[BEGIN Rows]
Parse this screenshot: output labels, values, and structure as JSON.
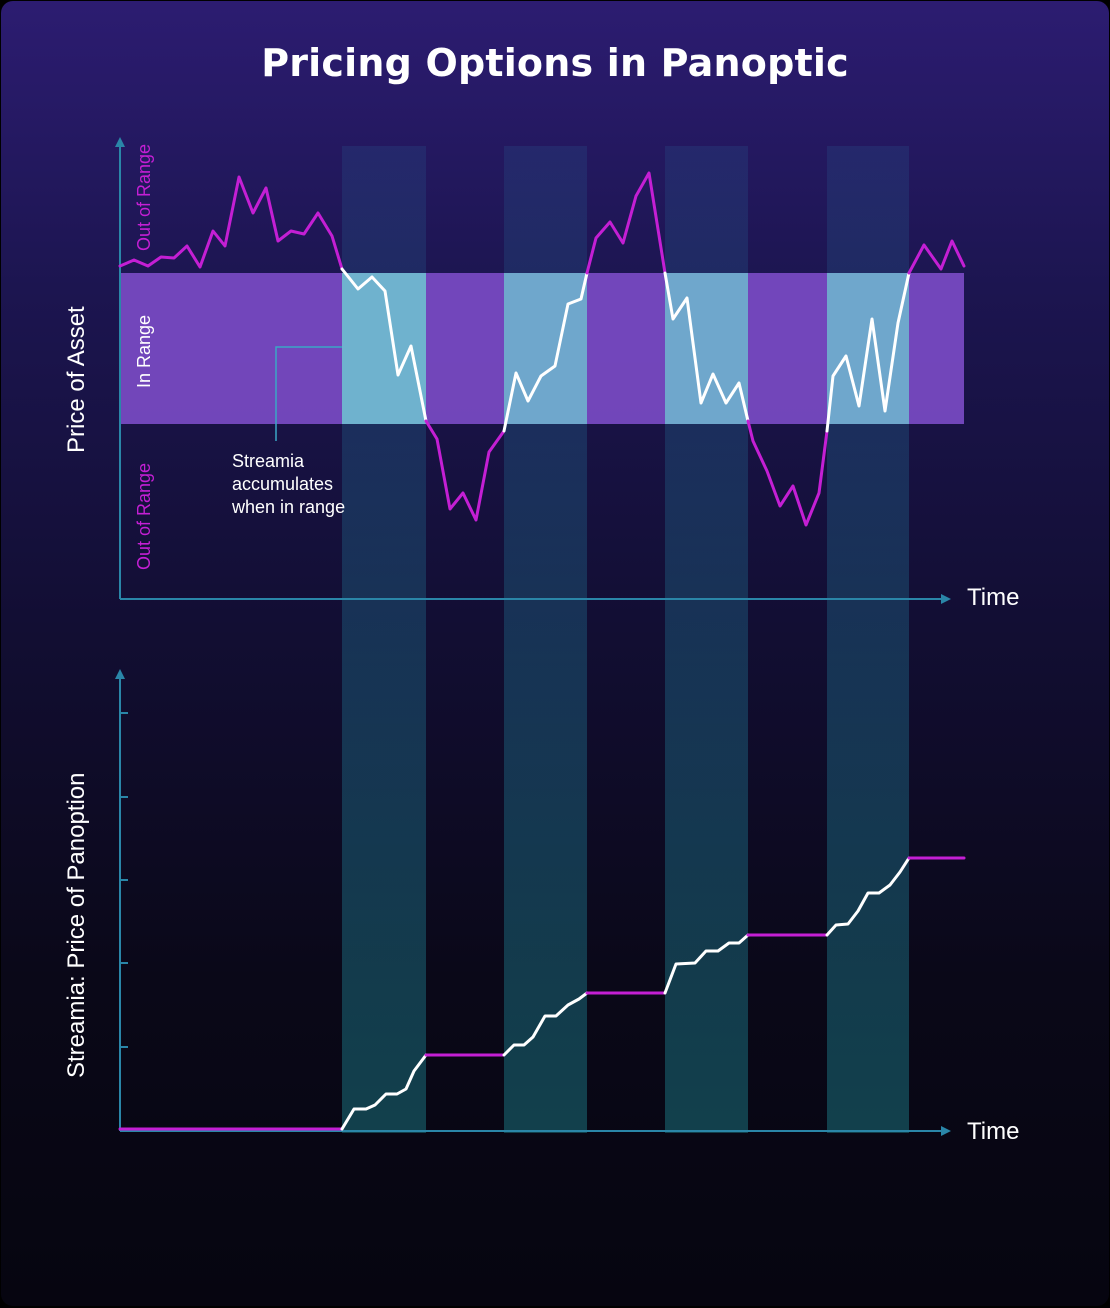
{
  "title": "Pricing Options in Panoptic",
  "colors": {
    "magenta": "#c41fd4",
    "white_line": "#ffffff",
    "axis": "#2a86a8",
    "in_range_band": "#7a4bc4",
    "in_range_highlight": "#6fb8cf",
    "column": "#1e6f86"
  },
  "top_chart": {
    "y_label": "Price of Asset",
    "x_label": "Time",
    "zones": {
      "upper": "Out of Range",
      "middle": "In Range",
      "lower": "Out of Range"
    },
    "annotation": [
      "Streamia",
      "accumulates",
      "when in range"
    ]
  },
  "bottom_chart": {
    "y_label": "Streamia: Price of Panoption",
    "x_label": "Time"
  },
  "chart_data": [
    {
      "type": "line",
      "panel": "top",
      "series_description": "Asset price path over time; white where inside the range, magenta where outside",
      "in_range_intervals": [
        [
          341,
          425
        ],
        [
          503,
          586
        ],
        [
          664,
          747
        ],
        [
          826,
          908
        ]
      ]
    },
    {
      "type": "line",
      "panel": "bottom",
      "series_description": "Streamia accumulates (rises, white) only while price is in range; flat (magenta) while out of range",
      "y_ticks": 5
    }
  ]
}
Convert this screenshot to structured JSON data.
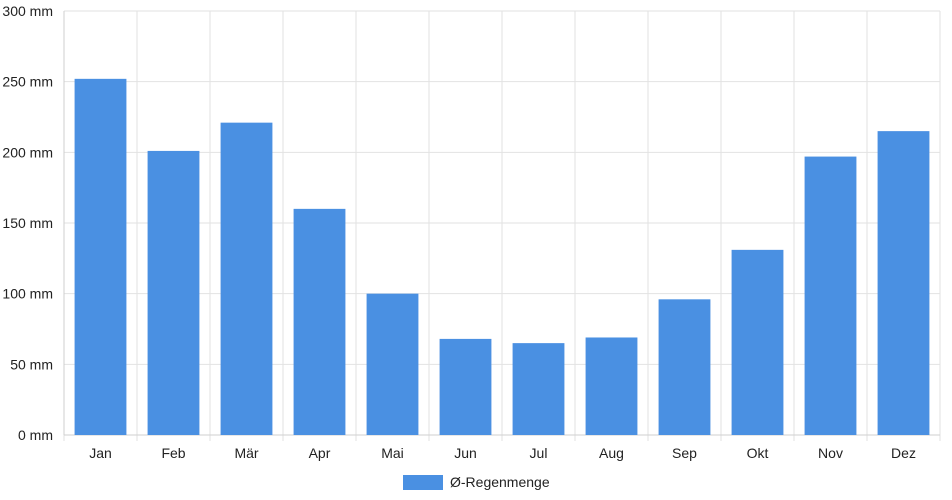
{
  "chart_data": {
    "type": "bar",
    "categories": [
      "Jan",
      "Feb",
      "Mär",
      "Apr",
      "Mai",
      "Jun",
      "Jul",
      "Aug",
      "Sep",
      "Okt",
      "Nov",
      "Dez"
    ],
    "series": [
      {
        "name": "Ø-Regenmenge",
        "values": [
          252,
          201,
          221,
          160,
          100,
          68,
          65,
          69,
          96,
          131,
          197,
          215
        ],
        "color": "#4a90e2"
      }
    ],
    "y_ticks": [
      "0 mm",
      "50 mm",
      "100 mm",
      "150 mm",
      "200 mm",
      "250 mm",
      "300 mm"
    ],
    "ylim": [
      0,
      300
    ],
    "y_unit": "mm",
    "grid": true,
    "legend_position": "bottom"
  }
}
[END Rows]
▸ **Problem details**
Go through the listing above and quote it exactly, apart from its images.

▸ **Task output**
Parse this screenshot: output labels, values, and structure as JSON.
{
  "title": "Pricing Options in Panoptic",
  "colors": {
    "magenta": "#c41fd4",
    "white_line": "#ffffff",
    "axis": "#2a86a8",
    "in_range_band": "#7a4bc4",
    "in_range_highlight": "#6fb8cf",
    "column": "#1e6f86"
  },
  "top_chart": {
    "y_label": "Price of Asset",
    "x_label": "Time",
    "zones": {
      "upper": "Out of Range",
      "middle": "In Range",
      "lower": "Out of Range"
    },
    "annotation": [
      "Streamia",
      "accumulates",
      "when in range"
    ]
  },
  "bottom_chart": {
    "y_label": "Streamia: Price of Panoption",
    "x_label": "Time"
  },
  "chart_data": [
    {
      "type": "line",
      "panel": "top",
      "series_description": "Asset price path over time; white where inside the range, magenta where outside",
      "in_range_intervals": [
        [
          341,
          425
        ],
        [
          503,
          586
        ],
        [
          664,
          747
        ],
        [
          826,
          908
        ]
      ]
    },
    {
      "type": "line",
      "panel": "bottom",
      "series_description": "Streamia accumulates (rises, white) only while price is in range; flat (magenta) while out of range",
      "y_ticks": 5
    }
  ]
}
Convert this screenshot to structured JSON data.
{
  "chart_data": {
    "type": "bar",
    "categories": [
      "Jan",
      "Feb",
      "Mär",
      "Apr",
      "Mai",
      "Jun",
      "Jul",
      "Aug",
      "Sep",
      "Okt",
      "Nov",
      "Dez"
    ],
    "series": [
      {
        "name": "Ø-Regenmenge",
        "values": [
          252,
          201,
          221,
          160,
          100,
          68,
          65,
          69,
          96,
          131,
          197,
          215
        ],
        "color": "#4a90e2"
      }
    ],
    "y_ticks": [
      "0 mm",
      "50 mm",
      "100 mm",
      "150 mm",
      "200 mm",
      "250 mm",
      "300 mm"
    ],
    "ylim": [
      0,
      300
    ],
    "y_unit": "mm",
    "grid": true,
    "legend_position": "bottom"
  }
}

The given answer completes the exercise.